## begin RECORDS SUPPLIED
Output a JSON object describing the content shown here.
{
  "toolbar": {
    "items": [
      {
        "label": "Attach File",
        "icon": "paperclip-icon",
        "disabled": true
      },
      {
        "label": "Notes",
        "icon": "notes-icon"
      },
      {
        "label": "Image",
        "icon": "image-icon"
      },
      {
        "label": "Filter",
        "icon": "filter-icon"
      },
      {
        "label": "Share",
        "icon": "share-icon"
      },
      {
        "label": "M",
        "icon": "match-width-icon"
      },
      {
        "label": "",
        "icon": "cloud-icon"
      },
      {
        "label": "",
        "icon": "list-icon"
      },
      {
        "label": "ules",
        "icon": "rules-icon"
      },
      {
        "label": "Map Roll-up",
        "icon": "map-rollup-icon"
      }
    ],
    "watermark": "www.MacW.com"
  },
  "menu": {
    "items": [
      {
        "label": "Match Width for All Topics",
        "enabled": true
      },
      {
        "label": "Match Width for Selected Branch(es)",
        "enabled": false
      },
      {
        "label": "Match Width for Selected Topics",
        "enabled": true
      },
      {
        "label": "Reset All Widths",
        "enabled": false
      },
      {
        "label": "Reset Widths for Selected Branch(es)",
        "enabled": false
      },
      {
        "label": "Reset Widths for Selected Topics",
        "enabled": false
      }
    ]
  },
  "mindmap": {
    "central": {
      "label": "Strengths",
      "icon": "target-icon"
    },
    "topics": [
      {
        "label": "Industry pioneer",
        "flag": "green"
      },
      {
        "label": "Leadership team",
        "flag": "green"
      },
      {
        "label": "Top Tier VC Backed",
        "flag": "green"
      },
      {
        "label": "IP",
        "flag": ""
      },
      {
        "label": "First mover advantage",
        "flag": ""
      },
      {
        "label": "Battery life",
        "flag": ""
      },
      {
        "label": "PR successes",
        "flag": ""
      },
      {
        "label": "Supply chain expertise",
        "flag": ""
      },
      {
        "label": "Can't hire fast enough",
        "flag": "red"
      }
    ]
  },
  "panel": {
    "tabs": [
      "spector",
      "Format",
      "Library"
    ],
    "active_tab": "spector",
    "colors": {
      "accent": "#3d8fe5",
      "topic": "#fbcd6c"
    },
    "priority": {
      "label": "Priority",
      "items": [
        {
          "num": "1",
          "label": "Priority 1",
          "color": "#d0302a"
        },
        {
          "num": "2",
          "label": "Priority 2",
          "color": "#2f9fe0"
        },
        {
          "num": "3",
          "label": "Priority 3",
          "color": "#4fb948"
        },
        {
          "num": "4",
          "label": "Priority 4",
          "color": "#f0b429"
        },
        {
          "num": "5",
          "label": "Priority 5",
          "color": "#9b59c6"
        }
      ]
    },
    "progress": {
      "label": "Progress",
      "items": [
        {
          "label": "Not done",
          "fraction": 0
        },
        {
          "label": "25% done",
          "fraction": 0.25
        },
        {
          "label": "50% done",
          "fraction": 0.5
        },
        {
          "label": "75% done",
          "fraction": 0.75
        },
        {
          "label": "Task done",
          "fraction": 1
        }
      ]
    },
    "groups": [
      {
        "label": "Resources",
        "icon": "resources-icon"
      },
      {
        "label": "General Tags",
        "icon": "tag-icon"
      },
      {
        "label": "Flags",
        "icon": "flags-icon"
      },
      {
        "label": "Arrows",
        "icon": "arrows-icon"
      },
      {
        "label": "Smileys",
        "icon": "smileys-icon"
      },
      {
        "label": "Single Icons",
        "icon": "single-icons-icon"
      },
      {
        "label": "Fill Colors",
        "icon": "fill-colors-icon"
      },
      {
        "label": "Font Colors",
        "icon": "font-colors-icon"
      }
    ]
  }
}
## end RECORDS SUPPLIED
Retype the records above exactly.

• WRITTEN RESPONSE:
Output a JSON object describing the content shown here.
{
  "toolbar": {
    "items": [
      {
        "label": "Attach File",
        "icon": "paperclip-icon",
        "disabled": true
      },
      {
        "label": "Notes",
        "icon": "notes-icon"
      },
      {
        "label": "Image",
        "icon": "image-icon"
      },
      {
        "label": "Filter",
        "icon": "filter-icon"
      },
      {
        "label": "Share",
        "icon": "share-icon"
      },
      {
        "label": "M",
        "icon": "match-width-icon"
      },
      {
        "label": "",
        "icon": "cloud-icon"
      },
      {
        "label": "",
        "icon": "list-icon"
      },
      {
        "label": "ules",
        "icon": "rules-icon"
      },
      {
        "label": "Map Roll-up",
        "icon": "map-rollup-icon"
      }
    ],
    "watermark": "www.MacW.com"
  },
  "menu": {
    "items": [
      {
        "label": "Match Width for All Topics",
        "enabled": true
      },
      {
        "label": "Match Width for Selected Branch(es)",
        "enabled": false
      },
      {
        "label": "Match Width for Selected Topics",
        "enabled": true
      },
      {
        "label": "Reset All Widths",
        "enabled": false
      },
      {
        "label": "Reset Widths for Selected Branch(es)",
        "enabled": false
      },
      {
        "label": "Reset Widths for Selected Topics",
        "enabled": false
      }
    ]
  },
  "mindmap": {
    "central": {
      "label": "Strengths",
      "icon": "target-icon"
    },
    "topics": [
      {
        "label": "Industry pioneer",
        "flag": "green"
      },
      {
        "label": "Leadership team",
        "flag": "green"
      },
      {
        "label": "Top Tier VC Backed",
        "flag": "green"
      },
      {
        "label": "IP",
        "flag": ""
      },
      {
        "label": "First mover advantage",
        "flag": ""
      },
      {
        "label": "Battery life",
        "flag": ""
      },
      {
        "label": "PR successes",
        "flag": ""
      },
      {
        "label": "Supply chain expertise",
        "flag": ""
      },
      {
        "label": "Can't hire fast enough",
        "flag": "red"
      }
    ]
  },
  "panel": {
    "tabs": [
      "spector",
      "Format",
      "Library"
    ],
    "active_tab": "spector",
    "colors": {
      "accent": "#3d8fe5",
      "topic": "#fbcd6c"
    },
    "priority": {
      "label": "Priority",
      "items": [
        {
          "num": "1",
          "label": "Priority 1",
          "color": "#d0302a"
        },
        {
          "num": "2",
          "label": "Priority 2",
          "color": "#2f9fe0"
        },
        {
          "num": "3",
          "label": "Priority 3",
          "color": "#4fb948"
        },
        {
          "num": "4",
          "label": "Priority 4",
          "color": "#f0b429"
        },
        {
          "num": "5",
          "label": "Priority 5",
          "color": "#9b59c6"
        }
      ]
    },
    "progress": {
      "label": "Progress",
      "items": [
        {
          "label": "Not done",
          "fraction": 0
        },
        {
          "label": "25% done",
          "fraction": 0.25
        },
        {
          "label": "50% done",
          "fraction": 0.5
        },
        {
          "label": "75% done",
          "fraction": 0.75
        },
        {
          "label": "Task done",
          "fraction": 1
        }
      ]
    },
    "groups": [
      {
        "label": "Resources",
        "icon": "resources-icon"
      },
      {
        "label": "General Tags",
        "icon": "tag-icon"
      },
      {
        "label": "Flags",
        "icon": "flags-icon"
      },
      {
        "label": "Arrows",
        "icon": "arrows-icon"
      },
      {
        "label": "Smileys",
        "icon": "smileys-icon"
      },
      {
        "label": "Single Icons",
        "icon": "single-icons-icon"
      },
      {
        "label": "Fill Colors",
        "icon": "fill-colors-icon"
      },
      {
        "label": "Font Colors",
        "icon": "font-colors-icon"
      }
    ]
  }
}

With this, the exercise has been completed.